**Work to complete:**
Could you transcribe the material below exactly, without leaving out a single line?

☆ ☆ ☆ ☆ ☆

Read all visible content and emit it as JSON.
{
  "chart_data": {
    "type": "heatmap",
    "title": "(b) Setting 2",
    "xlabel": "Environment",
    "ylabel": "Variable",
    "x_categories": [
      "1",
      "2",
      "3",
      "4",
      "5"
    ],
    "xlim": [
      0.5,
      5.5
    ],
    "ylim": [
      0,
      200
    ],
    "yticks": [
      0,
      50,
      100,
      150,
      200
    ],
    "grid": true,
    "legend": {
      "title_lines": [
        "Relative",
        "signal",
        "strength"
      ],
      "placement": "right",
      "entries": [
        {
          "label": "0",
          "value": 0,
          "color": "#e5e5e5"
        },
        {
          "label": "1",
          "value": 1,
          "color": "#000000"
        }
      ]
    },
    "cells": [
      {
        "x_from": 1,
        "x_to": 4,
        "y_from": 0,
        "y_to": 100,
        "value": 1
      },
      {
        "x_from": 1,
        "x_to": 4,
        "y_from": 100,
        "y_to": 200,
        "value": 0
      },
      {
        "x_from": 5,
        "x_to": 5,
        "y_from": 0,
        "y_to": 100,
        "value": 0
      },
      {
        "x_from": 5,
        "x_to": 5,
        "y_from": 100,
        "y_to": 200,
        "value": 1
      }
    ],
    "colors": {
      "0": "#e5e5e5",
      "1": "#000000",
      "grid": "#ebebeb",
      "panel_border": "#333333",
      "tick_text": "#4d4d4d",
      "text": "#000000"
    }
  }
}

☆ ☆ ☆ ☆ ☆

**The completed task:**
Read all visible content and emit it as JSON.
{
  "chart_data": {
    "type": "heatmap",
    "title": "(b) Setting 2",
    "xlabel": "Environment",
    "ylabel": "Variable",
    "x_categories": [
      "1",
      "2",
      "3",
      "4",
      "5"
    ],
    "xlim": [
      0.5,
      5.5
    ],
    "ylim": [
      0,
      200
    ],
    "yticks": [
      0,
      50,
      100,
      150,
      200
    ],
    "grid": true,
    "legend": {
      "title_lines": [
        "Relative",
        "signal",
        "strength"
      ],
      "placement": "right",
      "entries": [
        {
          "label": "0",
          "value": 0,
          "color": "#e5e5e5"
        },
        {
          "label": "1",
          "value": 1,
          "color": "#000000"
        }
      ]
    },
    "cells": [
      {
        "x_from": 1,
        "x_to": 4,
        "y_from": 0,
        "y_to": 100,
        "value": 1
      },
      {
        "x_from": 1,
        "x_to": 4,
        "y_from": 100,
        "y_to": 200,
        "value": 0
      },
      {
        "x_from": 5,
        "x_to": 5,
        "y_from": 0,
        "y_to": 100,
        "value": 0
      },
      {
        "x_from": 5,
        "x_to": 5,
        "y_from": 100,
        "y_to": 200,
        "value": 1
      }
    ],
    "colors": {
      "0": "#e5e5e5",
      "1": "#000000",
      "grid": "#ebebeb",
      "panel_border": "#333333",
      "tick_text": "#4d4d4d",
      "text": "#000000"
    }
  }
}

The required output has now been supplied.